* **TASK TO CARRY OUT**:
Would you output the whole listing below, exactly as it reads?

Saved data entries:
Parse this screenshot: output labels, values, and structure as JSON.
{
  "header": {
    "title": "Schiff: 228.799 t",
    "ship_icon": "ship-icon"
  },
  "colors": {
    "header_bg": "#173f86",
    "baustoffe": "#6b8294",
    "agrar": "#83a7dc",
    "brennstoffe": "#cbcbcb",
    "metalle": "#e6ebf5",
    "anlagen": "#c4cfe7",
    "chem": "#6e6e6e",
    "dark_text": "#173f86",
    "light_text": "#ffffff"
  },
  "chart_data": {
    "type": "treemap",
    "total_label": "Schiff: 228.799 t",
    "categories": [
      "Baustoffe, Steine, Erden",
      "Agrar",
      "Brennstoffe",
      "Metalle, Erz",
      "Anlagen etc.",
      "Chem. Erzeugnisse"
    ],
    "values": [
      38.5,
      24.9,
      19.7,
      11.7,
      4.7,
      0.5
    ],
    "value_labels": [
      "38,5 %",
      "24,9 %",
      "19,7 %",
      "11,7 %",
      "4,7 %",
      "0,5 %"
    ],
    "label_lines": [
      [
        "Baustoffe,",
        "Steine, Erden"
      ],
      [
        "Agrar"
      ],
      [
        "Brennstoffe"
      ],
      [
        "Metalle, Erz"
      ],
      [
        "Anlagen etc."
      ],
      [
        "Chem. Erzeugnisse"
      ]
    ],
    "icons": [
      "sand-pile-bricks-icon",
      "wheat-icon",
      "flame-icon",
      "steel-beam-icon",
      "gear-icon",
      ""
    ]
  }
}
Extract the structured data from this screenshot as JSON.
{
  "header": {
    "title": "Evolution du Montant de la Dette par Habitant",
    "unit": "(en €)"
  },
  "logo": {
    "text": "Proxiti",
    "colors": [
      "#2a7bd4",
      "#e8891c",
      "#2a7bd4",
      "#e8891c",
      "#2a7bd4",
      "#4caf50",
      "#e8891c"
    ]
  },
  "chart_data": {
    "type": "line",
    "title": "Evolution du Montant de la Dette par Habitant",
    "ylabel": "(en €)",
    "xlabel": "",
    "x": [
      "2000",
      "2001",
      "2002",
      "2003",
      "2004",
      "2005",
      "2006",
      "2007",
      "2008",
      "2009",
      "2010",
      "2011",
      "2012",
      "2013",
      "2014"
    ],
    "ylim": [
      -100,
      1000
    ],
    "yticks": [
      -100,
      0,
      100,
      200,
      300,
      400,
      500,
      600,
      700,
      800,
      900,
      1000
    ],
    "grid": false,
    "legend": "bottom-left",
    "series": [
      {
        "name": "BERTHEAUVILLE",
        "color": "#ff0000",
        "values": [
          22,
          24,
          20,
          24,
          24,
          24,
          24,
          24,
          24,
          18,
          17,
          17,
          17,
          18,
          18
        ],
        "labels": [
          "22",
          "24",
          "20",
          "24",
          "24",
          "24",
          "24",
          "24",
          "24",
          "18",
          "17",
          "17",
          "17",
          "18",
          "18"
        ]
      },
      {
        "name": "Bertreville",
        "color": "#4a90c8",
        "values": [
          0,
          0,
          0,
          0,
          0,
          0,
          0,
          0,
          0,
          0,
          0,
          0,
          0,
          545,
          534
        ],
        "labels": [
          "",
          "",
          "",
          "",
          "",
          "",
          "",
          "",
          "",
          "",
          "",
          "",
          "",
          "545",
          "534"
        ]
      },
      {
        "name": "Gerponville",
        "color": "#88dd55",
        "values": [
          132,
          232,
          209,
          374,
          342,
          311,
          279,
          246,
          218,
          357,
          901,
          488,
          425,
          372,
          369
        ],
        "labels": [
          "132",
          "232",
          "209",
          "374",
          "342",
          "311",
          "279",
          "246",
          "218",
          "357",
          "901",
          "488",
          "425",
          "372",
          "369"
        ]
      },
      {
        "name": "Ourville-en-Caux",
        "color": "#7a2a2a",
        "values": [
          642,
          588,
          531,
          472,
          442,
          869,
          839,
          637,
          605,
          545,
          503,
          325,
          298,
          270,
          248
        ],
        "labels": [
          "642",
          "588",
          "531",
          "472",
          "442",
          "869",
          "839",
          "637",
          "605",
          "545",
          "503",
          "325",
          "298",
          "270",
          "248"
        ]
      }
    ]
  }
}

* **RESPONSE TO THIS TASK**:
Parse this screenshot: output labels, values, and structure as JSON.
{
  "header": {
    "title": "Schiff: 228.799 t",
    "ship_icon": "ship-icon"
  },
  "colors": {
    "header_bg": "#173f86",
    "baustoffe": "#6b8294",
    "agrar": "#83a7dc",
    "brennstoffe": "#cbcbcb",
    "metalle": "#e6ebf5",
    "anlagen": "#c4cfe7",
    "chem": "#6e6e6e",
    "dark_text": "#173f86",
    "light_text": "#ffffff"
  },
  "chart_data": {
    "type": "treemap",
    "total_label": "Schiff: 228.799 t",
    "categories": [
      "Baustoffe, Steine, Erden",
      "Agrar",
      "Brennstoffe",
      "Metalle, Erz",
      "Anlagen etc.",
      "Chem. Erzeugnisse"
    ],
    "values": [
      38.5,
      24.9,
      19.7,
      11.7,
      4.7,
      0.5
    ],
    "value_labels": [
      "38,5 %",
      "24,9 %",
      "19,7 %",
      "11,7 %",
      "4,7 %",
      "0,5 %"
    ],
    "label_lines": [
      [
        "Baustoffe,",
        "Steine, Erden"
      ],
      [
        "Agrar"
      ],
      [
        "Brennstoffe"
      ],
      [
        "Metalle, Erz"
      ],
      [
        "Anlagen etc."
      ],
      [
        "Chem. Erzeugnisse"
      ]
    ],
    "icons": [
      "sand-pile-bricks-icon",
      "wheat-icon",
      "flame-icon",
      "steel-beam-icon",
      "gear-icon",
      ""
    ]
  }
}
Extract the structured data from this screenshot as JSON.
{
  "header": {
    "title": "Evolution du Montant de la Dette par Habitant",
    "unit": "(en €)"
  },
  "logo": {
    "text": "Proxiti",
    "colors": [
      "#2a7bd4",
      "#e8891c",
      "#2a7bd4",
      "#e8891c",
      "#2a7bd4",
      "#4caf50",
      "#e8891c"
    ]
  },
  "chart_data": {
    "type": "line",
    "title": "Evolution du Montant de la Dette par Habitant",
    "ylabel": "(en €)",
    "xlabel": "",
    "x": [
      "2000",
      "2001",
      "2002",
      "2003",
      "2004",
      "2005",
      "2006",
      "2007",
      "2008",
      "2009",
      "2010",
      "2011",
      "2012",
      "2013",
      "2014"
    ],
    "ylim": [
      -100,
      1000
    ],
    "yticks": [
      -100,
      0,
      100,
      200,
      300,
      400,
      500,
      600,
      700,
      800,
      900,
      1000
    ],
    "grid": false,
    "legend": "bottom-left",
    "series": [
      {
        "name": "BERTHEAUVILLE",
        "color": "#ff0000",
        "values": [
          22,
          24,
          20,
          24,
          24,
          24,
          24,
          24,
          24,
          18,
          17,
          17,
          17,
          18,
          18
        ],
        "labels": [
          "22",
          "24",
          "20",
          "24",
          "24",
          "24",
          "24",
          "24",
          "24",
          "18",
          "17",
          "17",
          "17",
          "18",
          "18"
        ]
      },
      {
        "name": "Bertreville",
        "color": "#4a90c8",
        "values": [
          0,
          0,
          0,
          0,
          0,
          0,
          0,
          0,
          0,
          0,
          0,
          0,
          0,
          545,
          534
        ],
        "labels": [
          "",
          "",
          "",
          "",
          "",
          "",
          "",
          "",
          "",
          "",
          "",
          "",
          "",
          "545",
          "534"
        ]
      },
      {
        "name": "Gerponville",
        "color": "#88dd55",
        "values": [
          132,
          232,
          209,
          374,
          342,
          311,
          279,
          246,
          218,
          357,
          901,
          488,
          425,
          372,
          369
        ],
        "labels": [
          "132",
          "232",
          "209",
          "374",
          "342",
          "311",
          "279",
          "246",
          "218",
          "357",
          "901",
          "488",
          "425",
          "372",
          "369"
        ]
      },
      {
        "name": "Ourville-en-Caux",
        "color": "#7a2a2a",
        "values": [
          642,
          588,
          531,
          472,
          442,
          869,
          839,
          637,
          605,
          545,
          503,
          325,
          298,
          270,
          248
        ],
        "labels": [
          "642",
          "588",
          "531",
          "472",
          "442",
          "869",
          "839",
          "637",
          "605",
          "545",
          "503",
          "325",
          "298",
          "270",
          "248"
        ]
      }
    ]
  }
}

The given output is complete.